Exact reproductions of all the entries, please, and no pictures.

- **Data for this exercise**:
###
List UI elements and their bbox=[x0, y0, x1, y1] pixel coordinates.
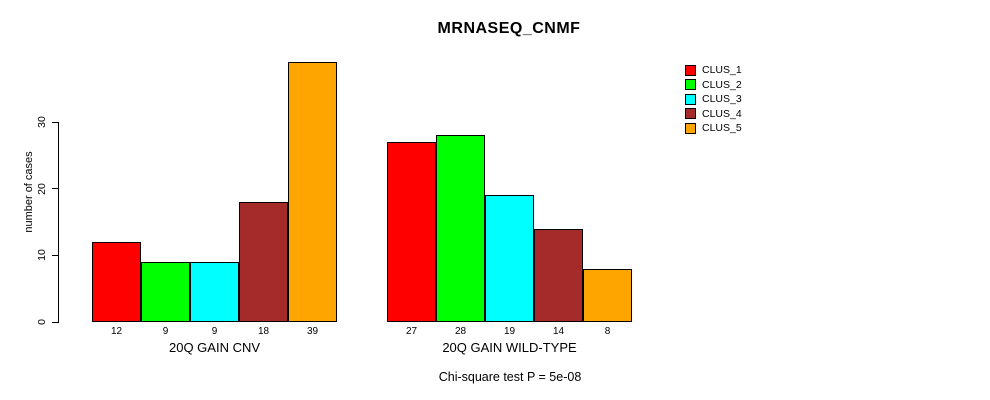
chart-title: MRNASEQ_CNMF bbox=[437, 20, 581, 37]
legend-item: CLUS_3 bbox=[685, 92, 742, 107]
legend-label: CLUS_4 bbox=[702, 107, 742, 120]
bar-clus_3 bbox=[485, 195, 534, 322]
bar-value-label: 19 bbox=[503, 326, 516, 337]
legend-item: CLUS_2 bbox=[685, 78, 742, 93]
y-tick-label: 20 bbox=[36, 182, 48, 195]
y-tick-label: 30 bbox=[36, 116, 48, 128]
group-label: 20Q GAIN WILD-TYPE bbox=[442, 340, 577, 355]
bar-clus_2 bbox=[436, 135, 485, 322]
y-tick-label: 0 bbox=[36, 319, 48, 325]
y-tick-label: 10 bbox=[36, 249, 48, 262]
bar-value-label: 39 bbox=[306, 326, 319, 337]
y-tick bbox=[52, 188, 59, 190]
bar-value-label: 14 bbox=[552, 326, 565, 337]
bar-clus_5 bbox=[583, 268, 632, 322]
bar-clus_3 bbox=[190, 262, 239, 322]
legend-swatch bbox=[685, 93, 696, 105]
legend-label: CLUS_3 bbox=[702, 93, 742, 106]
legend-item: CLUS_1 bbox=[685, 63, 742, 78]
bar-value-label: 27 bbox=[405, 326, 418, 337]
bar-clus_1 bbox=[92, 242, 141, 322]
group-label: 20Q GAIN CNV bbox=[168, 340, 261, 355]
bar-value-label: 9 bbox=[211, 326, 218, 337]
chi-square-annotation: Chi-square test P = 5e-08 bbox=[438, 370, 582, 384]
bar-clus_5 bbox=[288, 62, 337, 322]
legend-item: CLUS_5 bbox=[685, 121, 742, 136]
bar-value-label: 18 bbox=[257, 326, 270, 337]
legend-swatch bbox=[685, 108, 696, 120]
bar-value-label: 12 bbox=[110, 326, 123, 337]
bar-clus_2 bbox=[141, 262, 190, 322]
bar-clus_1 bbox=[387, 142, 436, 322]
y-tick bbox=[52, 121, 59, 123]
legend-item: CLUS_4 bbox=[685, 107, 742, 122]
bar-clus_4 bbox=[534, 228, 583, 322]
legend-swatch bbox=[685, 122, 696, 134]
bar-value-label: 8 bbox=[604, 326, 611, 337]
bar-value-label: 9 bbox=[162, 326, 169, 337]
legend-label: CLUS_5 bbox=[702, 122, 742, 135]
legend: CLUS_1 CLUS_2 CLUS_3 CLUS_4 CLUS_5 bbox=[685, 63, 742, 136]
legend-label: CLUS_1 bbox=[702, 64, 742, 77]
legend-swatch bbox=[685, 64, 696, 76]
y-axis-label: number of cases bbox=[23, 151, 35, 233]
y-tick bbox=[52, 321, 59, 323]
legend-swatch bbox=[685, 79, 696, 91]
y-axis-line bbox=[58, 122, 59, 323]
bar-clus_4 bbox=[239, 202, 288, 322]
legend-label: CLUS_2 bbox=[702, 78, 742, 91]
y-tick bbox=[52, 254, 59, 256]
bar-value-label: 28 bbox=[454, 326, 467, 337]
###
- **Problem solution**:
List UI elements and their bbox=[x0, y0, x1, y1] pixel coordinates.
chart-title: MRNASEQ_CNMF bbox=[437, 20, 581, 37]
legend-item: CLUS_3 bbox=[685, 92, 742, 107]
legend-label: CLUS_4 bbox=[702, 107, 742, 120]
bar-clus_3 bbox=[485, 195, 534, 322]
bar-value-label: 19 bbox=[503, 326, 516, 337]
legend-item: CLUS_2 bbox=[685, 78, 742, 93]
y-tick-label: 20 bbox=[36, 182, 48, 195]
y-tick-label: 30 bbox=[36, 116, 48, 128]
group-label: 20Q GAIN WILD-TYPE bbox=[442, 340, 577, 355]
bar-clus_2 bbox=[436, 135, 485, 322]
y-tick-label: 0 bbox=[36, 319, 48, 325]
y-tick-label: 10 bbox=[36, 249, 48, 262]
bar-value-label: 39 bbox=[306, 326, 319, 337]
y-tick bbox=[52, 188, 59, 190]
bar-value-label: 14 bbox=[552, 326, 565, 337]
bar-clus_5 bbox=[583, 268, 632, 322]
bar-clus_3 bbox=[190, 262, 239, 322]
legend-swatch bbox=[685, 93, 696, 105]
legend-label: CLUS_3 bbox=[702, 93, 742, 106]
legend-item: CLUS_1 bbox=[685, 63, 742, 78]
bar-value-label: 27 bbox=[405, 326, 418, 337]
bar-clus_1 bbox=[92, 242, 141, 322]
group-label: 20Q GAIN CNV bbox=[168, 340, 261, 355]
bar-value-label: 9 bbox=[211, 326, 218, 337]
chi-square-annotation: Chi-square test P = 5e-08 bbox=[438, 370, 582, 384]
bar-clus_5 bbox=[288, 62, 337, 322]
legend-item: CLUS_5 bbox=[685, 121, 742, 136]
bar-value-label: 18 bbox=[257, 326, 270, 337]
legend-swatch bbox=[685, 108, 696, 120]
bar-value-label: 12 bbox=[110, 326, 123, 337]
bar-clus_2 bbox=[141, 262, 190, 322]
bar-clus_1 bbox=[387, 142, 436, 322]
y-tick bbox=[52, 121, 59, 123]
legend-item: CLUS_4 bbox=[685, 107, 742, 122]
bar-clus_4 bbox=[534, 228, 583, 322]
legend-swatch bbox=[685, 122, 696, 134]
bar-value-label: 8 bbox=[604, 326, 611, 337]
bar-value-label: 9 bbox=[162, 326, 169, 337]
legend-label: CLUS_5 bbox=[702, 122, 742, 135]
legend: CLUS_1 CLUS_2 CLUS_3 CLUS_4 CLUS_5 bbox=[685, 63, 742, 136]
legend-label: CLUS_1 bbox=[702, 64, 742, 77]
legend-swatch bbox=[685, 64, 696, 76]
y-axis-label: number of cases bbox=[23, 151, 35, 233]
y-tick bbox=[52, 321, 59, 323]
legend-swatch bbox=[685, 79, 696, 91]
y-axis-line bbox=[58, 122, 59, 323]
bar-clus_4 bbox=[239, 202, 288, 322]
legend-label: CLUS_2 bbox=[702, 78, 742, 91]
y-tick bbox=[52, 254, 59, 256]
bar-value-label: 28 bbox=[454, 326, 467, 337]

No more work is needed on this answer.